**Task details**. Decide whether each statement agrees with the Kindle post, answering yes or no and quoting the words that decide it: (a) The Kindle 2 costs less than the original Kindle. (b) The Kindle 2's display shows more shades of gray than the first model's. (c) Amazon calls PDF conversion on the Kindle experimental.

New Kindle model – not yet

Ever since the first Amazon Kindle came out, I was extremely excited by the opportunity to use electronic ink technology to read PDFs, online books, and even the news without having to choose between staring at a backlit computer screen or print out hundreds of pages. The major features all sounded very convenient, and I could even envision using the device as a glare-free translation display. It would almost be worth shelling out $360 if only it weren’t such a new and untested technology.

So now that the next edition is out, things are looking better, sayeth the New York Times:

The Kindle 2 has several incremental improvements over its predecessor, which went on sale in 2007. Amazon said the upgraded device has seven times the memory of the original version, turns pages faster and has a sharper display.

It also features a new design with round keys and a short, joysticklike controller — a departure from the earlier design, which some buyers had criticized as awkward. The device will ship Feb. 24. The price remains at $359.

CNET:

The Kindle 2 is much skinnier than its predecessor, slimming down to 0.36 inches in thickness from 0.7, but it’s only a tenth of an ounce lighter. The storage capacity has jumped from 256MB to 2GB, or about 200 to 1,500 books, and the electronic ink display has improved from a 4-shade to 16-shade grayscale.

The layout of some of the buttons has been restructured, and the new Kindle also has a text-to-speech reader.

But there are still some serious drawbacks that force me to wait until they make further improvements. The Kindle 1’s current blurb about how to read your personal files doesn’t look very attractive:

Personal Files
Eliminating the need to print, Kindle makes it easy to take your personal documents with you. Each Kindle has a unique and customizable e-mail address. You can set your unique email address on your Manage Your Kindle page. This allows you and your contacts to e-mail Word documents and pictures wirelessly to your Kindle for only $.10. Kindle supports wireless delivery of unprotected Microsoft Word, HTML, TXT, JPEG, GIF, PNG, BMP, PRC and MOBI files.
PDF conversion is experimental. The experimental category represents the features we are working on to enhance the Kindle experience even further. You can email your PDFs wirelessly to your Kindle. Due to PDF’s fixed layout format, some complex PDF files might not format correctly on your Kindle.

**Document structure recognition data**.
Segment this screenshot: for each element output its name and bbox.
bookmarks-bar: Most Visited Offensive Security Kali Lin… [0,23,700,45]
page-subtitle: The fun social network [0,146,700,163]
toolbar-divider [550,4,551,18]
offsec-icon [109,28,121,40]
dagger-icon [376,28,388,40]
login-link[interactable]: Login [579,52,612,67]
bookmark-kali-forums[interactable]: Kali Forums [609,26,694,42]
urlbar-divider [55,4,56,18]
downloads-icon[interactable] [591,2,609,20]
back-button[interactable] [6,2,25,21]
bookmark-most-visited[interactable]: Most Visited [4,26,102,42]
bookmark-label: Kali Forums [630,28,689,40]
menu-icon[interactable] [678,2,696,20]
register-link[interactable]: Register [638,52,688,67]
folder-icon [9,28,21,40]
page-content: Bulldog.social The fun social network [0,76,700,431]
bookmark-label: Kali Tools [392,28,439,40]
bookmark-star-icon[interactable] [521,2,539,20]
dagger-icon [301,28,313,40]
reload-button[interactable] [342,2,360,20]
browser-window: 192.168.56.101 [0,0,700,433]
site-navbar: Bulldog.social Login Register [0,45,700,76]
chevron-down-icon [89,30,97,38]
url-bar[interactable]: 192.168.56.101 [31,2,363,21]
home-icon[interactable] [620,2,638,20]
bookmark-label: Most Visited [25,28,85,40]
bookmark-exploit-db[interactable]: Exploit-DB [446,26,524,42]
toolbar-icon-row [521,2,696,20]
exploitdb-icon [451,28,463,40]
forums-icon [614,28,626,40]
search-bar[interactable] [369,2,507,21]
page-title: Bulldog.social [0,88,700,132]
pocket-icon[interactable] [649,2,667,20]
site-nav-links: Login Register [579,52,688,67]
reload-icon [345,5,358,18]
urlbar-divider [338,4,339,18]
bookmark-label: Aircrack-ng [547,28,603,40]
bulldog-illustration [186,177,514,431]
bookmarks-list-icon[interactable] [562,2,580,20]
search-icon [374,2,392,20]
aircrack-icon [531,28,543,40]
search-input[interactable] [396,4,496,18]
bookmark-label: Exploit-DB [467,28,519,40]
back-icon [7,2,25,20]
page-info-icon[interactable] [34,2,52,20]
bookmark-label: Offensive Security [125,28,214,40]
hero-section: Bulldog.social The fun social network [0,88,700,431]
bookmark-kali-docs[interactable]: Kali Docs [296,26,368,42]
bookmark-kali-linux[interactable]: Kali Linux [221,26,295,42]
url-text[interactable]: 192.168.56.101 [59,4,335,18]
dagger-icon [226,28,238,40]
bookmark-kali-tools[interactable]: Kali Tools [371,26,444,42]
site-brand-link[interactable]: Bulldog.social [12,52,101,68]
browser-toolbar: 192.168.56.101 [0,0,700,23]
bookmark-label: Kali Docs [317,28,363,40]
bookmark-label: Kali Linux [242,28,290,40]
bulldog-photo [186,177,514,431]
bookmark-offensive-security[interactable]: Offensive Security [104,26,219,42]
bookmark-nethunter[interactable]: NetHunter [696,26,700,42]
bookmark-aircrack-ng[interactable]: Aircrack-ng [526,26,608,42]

**Answer for this exercise**.
(a) No: "The price remains at $359."
(b) Yes: "the electronic ink display has improved from a 4-shade to 16-shade grayscale"
(c) Yes: "PDF conversion is experimental."